#### GOAL:
Restate the data below word for word. Skip any images it contains.
----
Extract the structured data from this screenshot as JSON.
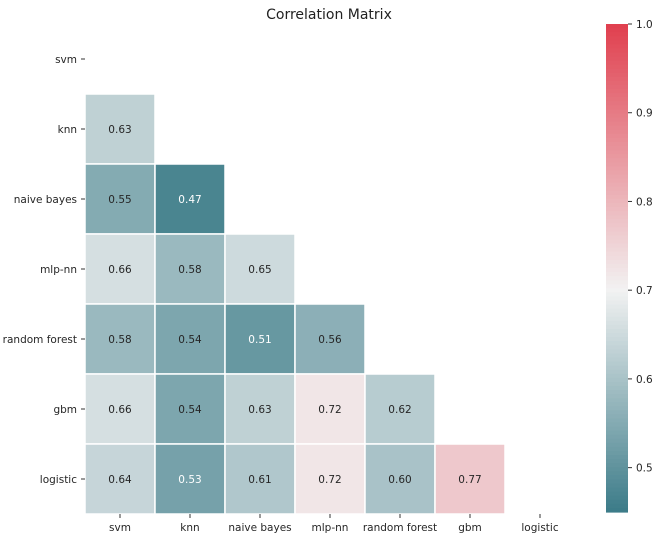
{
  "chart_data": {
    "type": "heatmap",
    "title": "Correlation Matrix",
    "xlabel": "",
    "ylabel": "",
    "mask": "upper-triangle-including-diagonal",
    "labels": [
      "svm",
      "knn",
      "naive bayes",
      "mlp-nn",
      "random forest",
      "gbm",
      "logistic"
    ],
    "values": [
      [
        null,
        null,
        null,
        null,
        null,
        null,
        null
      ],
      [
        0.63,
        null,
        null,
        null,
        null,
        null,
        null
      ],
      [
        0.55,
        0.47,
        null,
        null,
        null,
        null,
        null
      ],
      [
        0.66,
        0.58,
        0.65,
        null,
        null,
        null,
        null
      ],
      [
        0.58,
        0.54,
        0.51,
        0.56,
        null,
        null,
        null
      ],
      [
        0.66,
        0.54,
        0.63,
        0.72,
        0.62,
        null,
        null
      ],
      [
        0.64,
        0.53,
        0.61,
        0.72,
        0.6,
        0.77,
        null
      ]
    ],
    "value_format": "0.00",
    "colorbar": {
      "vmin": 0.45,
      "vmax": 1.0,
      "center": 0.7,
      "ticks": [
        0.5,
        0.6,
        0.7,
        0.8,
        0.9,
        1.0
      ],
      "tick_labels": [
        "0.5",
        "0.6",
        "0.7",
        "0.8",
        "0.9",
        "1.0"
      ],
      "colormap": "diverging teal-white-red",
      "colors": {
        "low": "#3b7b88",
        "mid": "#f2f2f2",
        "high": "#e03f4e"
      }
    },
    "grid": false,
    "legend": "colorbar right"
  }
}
----
#### SOLUTION TO THIS TASK:
Extract the structured data from this screenshot as JSON.
{
  "chart_data": {
    "type": "heatmap",
    "title": "Correlation Matrix",
    "xlabel": "",
    "ylabel": "",
    "mask": "upper-triangle-including-diagonal",
    "labels": [
      "svm",
      "knn",
      "naive bayes",
      "mlp-nn",
      "random forest",
      "gbm",
      "logistic"
    ],
    "values": [
      [
        null,
        null,
        null,
        null,
        null,
        null,
        null
      ],
      [
        0.63,
        null,
        null,
        null,
        null,
        null,
        null
      ],
      [
        0.55,
        0.47,
        null,
        null,
        null,
        null,
        null
      ],
      [
        0.66,
        0.58,
        0.65,
        null,
        null,
        null,
        null
      ],
      [
        0.58,
        0.54,
        0.51,
        0.56,
        null,
        null,
        null
      ],
      [
        0.66,
        0.54,
        0.63,
        0.72,
        0.62,
        null,
        null
      ],
      [
        0.64,
        0.53,
        0.61,
        0.72,
        0.6,
        0.77,
        null
      ]
    ],
    "value_format": "0.00",
    "colorbar": {
      "vmin": 0.45,
      "vmax": 1.0,
      "center": 0.7,
      "ticks": [
        0.5,
        0.6,
        0.7,
        0.8,
        0.9,
        1.0
      ],
      "tick_labels": [
        "0.5",
        "0.6",
        "0.7",
        "0.8",
        "0.9",
        "1.0"
      ],
      "colormap": "diverging teal-white-red",
      "colors": {
        "low": "#3b7b88",
        "mid": "#f2f2f2",
        "high": "#e03f4e"
      }
    },
    "grid": false,
    "legend": "colorbar right"
  }
}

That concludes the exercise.